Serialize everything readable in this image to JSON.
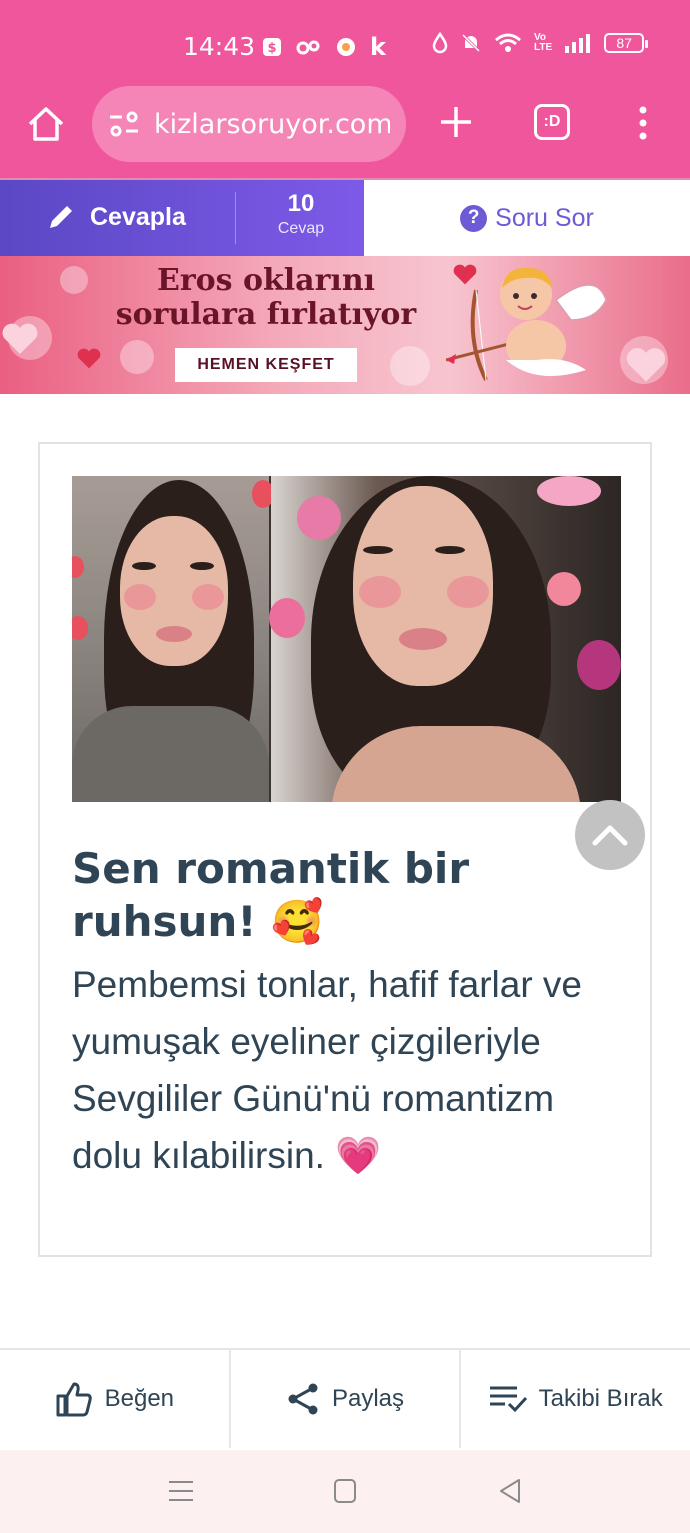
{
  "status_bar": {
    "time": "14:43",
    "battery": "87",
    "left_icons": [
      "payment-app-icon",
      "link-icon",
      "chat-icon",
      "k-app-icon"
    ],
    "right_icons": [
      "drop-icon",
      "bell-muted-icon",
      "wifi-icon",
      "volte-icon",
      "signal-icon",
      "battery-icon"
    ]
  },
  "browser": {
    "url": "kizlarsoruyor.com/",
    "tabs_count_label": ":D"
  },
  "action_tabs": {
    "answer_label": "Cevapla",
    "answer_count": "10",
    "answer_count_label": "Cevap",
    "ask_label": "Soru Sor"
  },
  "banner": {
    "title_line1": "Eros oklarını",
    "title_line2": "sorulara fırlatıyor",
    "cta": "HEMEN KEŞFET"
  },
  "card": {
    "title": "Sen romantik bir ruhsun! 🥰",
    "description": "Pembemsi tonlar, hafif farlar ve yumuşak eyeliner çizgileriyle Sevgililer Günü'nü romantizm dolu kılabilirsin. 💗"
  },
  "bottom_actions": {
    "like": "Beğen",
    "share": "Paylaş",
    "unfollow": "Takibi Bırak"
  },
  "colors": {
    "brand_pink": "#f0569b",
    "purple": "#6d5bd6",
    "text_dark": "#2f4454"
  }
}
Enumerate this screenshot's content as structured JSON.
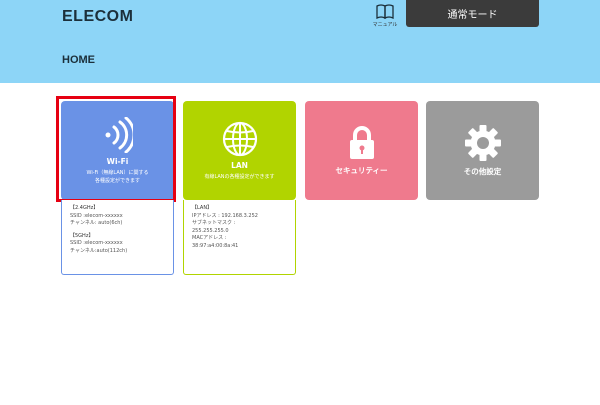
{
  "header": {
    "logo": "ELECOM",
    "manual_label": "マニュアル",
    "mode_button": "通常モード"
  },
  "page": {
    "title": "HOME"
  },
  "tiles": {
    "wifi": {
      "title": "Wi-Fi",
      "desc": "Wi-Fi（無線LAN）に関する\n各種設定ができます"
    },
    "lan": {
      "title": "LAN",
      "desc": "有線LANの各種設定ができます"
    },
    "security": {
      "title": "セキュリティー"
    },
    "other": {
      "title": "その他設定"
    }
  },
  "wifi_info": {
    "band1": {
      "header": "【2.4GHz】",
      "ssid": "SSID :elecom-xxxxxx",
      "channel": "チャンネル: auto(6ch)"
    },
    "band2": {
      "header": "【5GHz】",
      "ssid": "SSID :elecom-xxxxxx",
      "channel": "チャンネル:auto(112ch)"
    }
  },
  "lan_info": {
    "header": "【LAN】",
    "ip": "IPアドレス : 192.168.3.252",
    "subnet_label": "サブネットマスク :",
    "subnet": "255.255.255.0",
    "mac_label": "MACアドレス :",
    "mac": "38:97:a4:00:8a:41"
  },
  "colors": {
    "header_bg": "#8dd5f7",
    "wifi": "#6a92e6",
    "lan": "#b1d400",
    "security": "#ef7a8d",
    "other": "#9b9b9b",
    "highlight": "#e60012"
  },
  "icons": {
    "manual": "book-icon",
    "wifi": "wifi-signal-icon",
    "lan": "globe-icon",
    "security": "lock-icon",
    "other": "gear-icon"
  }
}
★ ★ ★
*Exercise brief*
Images in the records should not be copied. Repeat all the rest exactly.

*Final answer*
Serialize everything readable in this image to JSON.
{
  "status_bar": {
    "time": "14:43",
    "battery": "87",
    "left_icons": [
      "payment-app-icon",
      "link-icon",
      "chat-icon",
      "k-app-icon"
    ],
    "right_icons": [
      "drop-icon",
      "bell-muted-icon",
      "wifi-icon",
      "volte-icon",
      "signal-icon",
      "battery-icon"
    ]
  },
  "browser": {
    "url": "kizlarsoruyor.com/",
    "tabs_count_label": ":D"
  },
  "action_tabs": {
    "answer_label": "Cevapla",
    "answer_count": "10",
    "answer_count_label": "Cevap",
    "ask_label": "Soru Sor"
  },
  "banner": {
    "title_line1": "Eros oklarını",
    "title_line2": "sorulara fırlatıyor",
    "cta": "HEMEN KEŞFET"
  },
  "card": {
    "title": "Sen romantik bir ruhsun! 🥰",
    "description": "Pembemsi tonlar, hafif farlar ve yumuşak eyeliner çizgileriyle Sevgililer Günü'nü romantizm dolu kılabilirsin. 💗"
  },
  "bottom_actions": {
    "like": "Beğen",
    "share": "Paylaş",
    "unfollow": "Takibi Bırak"
  },
  "colors": {
    "brand_pink": "#f0569b",
    "purple": "#6d5bd6",
    "text_dark": "#2f4454"
  }
}
Enumerate this screenshot's content as structured JSON.
{
  "header": {
    "logo": "ELECOM",
    "manual_label": "マニュアル",
    "mode_button": "通常モード"
  },
  "page": {
    "title": "HOME"
  },
  "tiles": {
    "wifi": {
      "title": "Wi-Fi",
      "desc": "Wi-Fi（無線LAN）に関する\n各種設定ができます"
    },
    "lan": {
      "title": "LAN",
      "desc": "有線LANの各種設定ができます"
    },
    "security": {
      "title": "セキュリティー"
    },
    "other": {
      "title": "その他設定"
    }
  },
  "wifi_info": {
    "band1": {
      "header": "【2.4GHz】",
      "ssid": "SSID :elecom-xxxxxx",
      "channel": "チャンネル: auto(6ch)"
    },
    "band2": {
      "header": "【5GHz】",
      "ssid": "SSID :elecom-xxxxxx",
      "channel": "チャンネル:auto(112ch)"
    }
  },
  "lan_info": {
    "header": "【LAN】",
    "ip": "IPアドレス : 192.168.3.252",
    "subnet_label": "サブネットマスク :",
    "subnet": "255.255.255.0",
    "mac_label": "MACアドレス :",
    "mac": "38:97:a4:00:8a:41"
  },
  "colors": {
    "header_bg": "#8dd5f7",
    "wifi": "#6a92e6",
    "lan": "#b1d400",
    "security": "#ef7a8d",
    "other": "#9b9b9b",
    "highlight": "#e60012"
  },
  "icons": {
    "manual": "book-icon",
    "wifi": "wifi-signal-icon",
    "lan": "globe-icon",
    "security": "lock-icon",
    "other": "gear-icon"
  }
}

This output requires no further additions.